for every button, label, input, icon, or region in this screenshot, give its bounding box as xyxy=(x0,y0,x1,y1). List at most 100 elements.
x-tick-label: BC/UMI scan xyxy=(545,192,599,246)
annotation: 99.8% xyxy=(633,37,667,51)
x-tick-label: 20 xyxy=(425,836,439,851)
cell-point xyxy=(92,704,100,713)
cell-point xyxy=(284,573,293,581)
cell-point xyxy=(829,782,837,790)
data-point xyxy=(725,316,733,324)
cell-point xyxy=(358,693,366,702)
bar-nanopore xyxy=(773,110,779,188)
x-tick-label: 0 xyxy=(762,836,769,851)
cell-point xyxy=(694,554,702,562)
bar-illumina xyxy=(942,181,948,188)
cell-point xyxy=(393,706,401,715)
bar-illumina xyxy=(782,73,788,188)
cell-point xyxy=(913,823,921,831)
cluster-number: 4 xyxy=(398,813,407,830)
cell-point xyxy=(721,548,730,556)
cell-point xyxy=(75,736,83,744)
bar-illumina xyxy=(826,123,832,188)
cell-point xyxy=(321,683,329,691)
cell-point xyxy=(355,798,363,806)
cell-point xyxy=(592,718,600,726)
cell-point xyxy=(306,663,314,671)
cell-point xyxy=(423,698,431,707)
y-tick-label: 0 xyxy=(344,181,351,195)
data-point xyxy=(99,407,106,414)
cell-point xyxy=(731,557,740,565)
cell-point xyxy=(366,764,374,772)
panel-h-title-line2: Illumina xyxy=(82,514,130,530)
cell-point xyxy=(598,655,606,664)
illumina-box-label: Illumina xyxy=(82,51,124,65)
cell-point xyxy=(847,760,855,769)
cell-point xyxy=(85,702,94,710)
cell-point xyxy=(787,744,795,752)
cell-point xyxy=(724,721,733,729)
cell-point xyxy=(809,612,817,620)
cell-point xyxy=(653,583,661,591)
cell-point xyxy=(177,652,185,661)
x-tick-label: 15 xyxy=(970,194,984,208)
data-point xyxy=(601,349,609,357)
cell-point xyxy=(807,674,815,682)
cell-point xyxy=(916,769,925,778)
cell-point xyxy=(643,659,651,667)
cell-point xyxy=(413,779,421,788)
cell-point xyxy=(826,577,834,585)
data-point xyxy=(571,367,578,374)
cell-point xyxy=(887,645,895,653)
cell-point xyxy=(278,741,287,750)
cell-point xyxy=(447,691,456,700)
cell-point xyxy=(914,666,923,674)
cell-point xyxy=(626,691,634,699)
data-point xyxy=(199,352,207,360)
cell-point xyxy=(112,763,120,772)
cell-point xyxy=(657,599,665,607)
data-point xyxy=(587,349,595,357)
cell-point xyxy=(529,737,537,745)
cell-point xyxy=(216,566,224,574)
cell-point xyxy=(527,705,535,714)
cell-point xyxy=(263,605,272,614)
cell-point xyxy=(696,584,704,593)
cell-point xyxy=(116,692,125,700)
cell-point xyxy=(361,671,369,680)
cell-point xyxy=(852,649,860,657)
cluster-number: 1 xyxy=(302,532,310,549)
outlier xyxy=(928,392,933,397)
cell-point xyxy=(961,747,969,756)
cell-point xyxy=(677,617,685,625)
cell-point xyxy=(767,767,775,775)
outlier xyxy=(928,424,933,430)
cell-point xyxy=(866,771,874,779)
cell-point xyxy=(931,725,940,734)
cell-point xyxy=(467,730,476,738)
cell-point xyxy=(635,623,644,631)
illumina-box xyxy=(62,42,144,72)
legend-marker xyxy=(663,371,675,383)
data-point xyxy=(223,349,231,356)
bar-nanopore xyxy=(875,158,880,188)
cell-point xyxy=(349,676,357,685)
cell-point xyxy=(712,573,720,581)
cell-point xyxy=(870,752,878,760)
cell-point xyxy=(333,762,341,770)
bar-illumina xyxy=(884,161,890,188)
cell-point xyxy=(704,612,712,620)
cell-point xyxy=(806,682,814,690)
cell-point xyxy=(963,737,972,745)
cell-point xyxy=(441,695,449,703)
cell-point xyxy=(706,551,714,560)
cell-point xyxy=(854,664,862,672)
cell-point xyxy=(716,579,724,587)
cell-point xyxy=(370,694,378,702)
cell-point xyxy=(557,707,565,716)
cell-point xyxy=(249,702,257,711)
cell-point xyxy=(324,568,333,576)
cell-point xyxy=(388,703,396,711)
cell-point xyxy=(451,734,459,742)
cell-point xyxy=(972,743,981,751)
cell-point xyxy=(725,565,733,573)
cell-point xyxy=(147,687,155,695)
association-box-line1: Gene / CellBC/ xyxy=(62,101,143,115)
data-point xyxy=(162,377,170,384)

--------------------

TRY IT: Word for word, restate the entries that appear above.

TASK RESPONSE:
for every button, label, input, icon, or region in this screenshot, give its bounding box as xyxy=(x0,y0,x1,y1). List at most 100 elements.
x-tick-label: BC/UMI scan xyxy=(545,192,599,246)
annotation: 99.8% xyxy=(633,37,667,51)
x-tick-label: 20 xyxy=(425,836,439,851)
cell-point xyxy=(92,704,100,713)
cell-point xyxy=(284,573,293,581)
cell-point xyxy=(829,782,837,790)
data-point xyxy=(725,316,733,324)
cell-point xyxy=(358,693,366,702)
bar-nanopore xyxy=(773,110,779,188)
x-tick-label: 0 xyxy=(762,836,769,851)
cell-point xyxy=(694,554,702,562)
bar-illumina xyxy=(942,181,948,188)
cell-point xyxy=(393,706,401,715)
bar-illumina xyxy=(782,73,788,188)
cell-point xyxy=(913,823,921,831)
cluster-number: 4 xyxy=(398,813,407,830)
cell-point xyxy=(721,548,730,556)
cell-point xyxy=(75,736,83,744)
bar-illumina xyxy=(826,123,832,188)
cell-point xyxy=(321,683,329,691)
cell-point xyxy=(355,798,363,806)
cell-point xyxy=(592,718,600,726)
cell-point xyxy=(306,663,314,671)
cell-point xyxy=(423,698,431,707)
y-tick-label: 0 xyxy=(344,181,351,195)
data-point xyxy=(99,407,106,414)
cell-point xyxy=(731,557,740,565)
cell-point xyxy=(366,764,374,772)
panel-h-title-line2: Illumina xyxy=(82,514,130,530)
cell-point xyxy=(598,655,606,664)
illumina-box-label: Illumina xyxy=(82,51,124,65)
cell-point xyxy=(847,760,855,769)
cell-point xyxy=(85,702,94,710)
cell-point xyxy=(787,744,795,752)
cell-point xyxy=(724,721,733,729)
cell-point xyxy=(809,612,817,620)
cell-point xyxy=(653,583,661,591)
cell-point xyxy=(177,652,185,661)
x-tick-label: 15 xyxy=(970,194,984,208)
data-point xyxy=(601,349,609,357)
cell-point xyxy=(807,674,815,682)
cell-point xyxy=(916,769,925,778)
cell-point xyxy=(643,659,651,667)
cell-point xyxy=(413,779,421,788)
cell-point xyxy=(826,577,834,585)
data-point xyxy=(571,367,578,374)
cell-point xyxy=(887,645,895,653)
cell-point xyxy=(278,741,287,750)
cell-point xyxy=(447,691,456,700)
cell-point xyxy=(914,666,923,674)
cell-point xyxy=(626,691,634,699)
data-point xyxy=(199,352,207,360)
cell-point xyxy=(112,763,120,772)
cell-point xyxy=(657,599,665,607)
data-point xyxy=(587,349,595,357)
cell-point xyxy=(529,737,537,745)
cell-point xyxy=(216,566,224,574)
cell-point xyxy=(527,705,535,714)
cell-point xyxy=(263,605,272,614)
cell-point xyxy=(696,584,704,593)
cell-point xyxy=(116,692,125,700)
cell-point xyxy=(361,671,369,680)
cell-point xyxy=(852,649,860,657)
cluster-number: 1 xyxy=(302,532,310,549)
outlier xyxy=(928,392,933,397)
cell-point xyxy=(961,747,969,756)
cell-point xyxy=(677,617,685,625)
cell-point xyxy=(767,767,775,775)
outlier xyxy=(928,424,933,430)
cell-point xyxy=(866,771,874,779)
cell-point xyxy=(931,725,940,734)
cell-point xyxy=(467,730,476,738)
cell-point xyxy=(635,623,644,631)
illumina-box xyxy=(62,42,144,72)
legend-marker xyxy=(663,371,675,383)
data-point xyxy=(223,349,231,356)
bar-nanopore xyxy=(875,158,880,188)
cell-point xyxy=(349,676,357,685)
cell-point xyxy=(712,573,720,581)
cell-point xyxy=(870,752,878,760)
cell-point xyxy=(333,762,341,770)
bar-illumina xyxy=(884,161,890,188)
cell-point xyxy=(704,612,712,620)
cell-point xyxy=(806,682,814,690)
cell-point xyxy=(963,737,972,745)
cell-point xyxy=(441,695,449,703)
cell-point xyxy=(706,551,714,560)
cell-point xyxy=(854,664,862,672)
cell-point xyxy=(716,579,724,587)
cell-point xyxy=(370,694,378,702)
cell-point xyxy=(557,707,565,716)
cell-point xyxy=(249,702,257,711)
cell-point xyxy=(324,568,333,576)
cell-point xyxy=(388,703,396,711)
cell-point xyxy=(451,734,459,742)
cell-point xyxy=(972,743,981,751)
cell-point xyxy=(725,565,733,573)
cell-point xyxy=(147,687,155,695)
association-box-line1: Gene / CellBC/ xyxy=(62,101,143,115)
data-point xyxy=(162,377,170,384)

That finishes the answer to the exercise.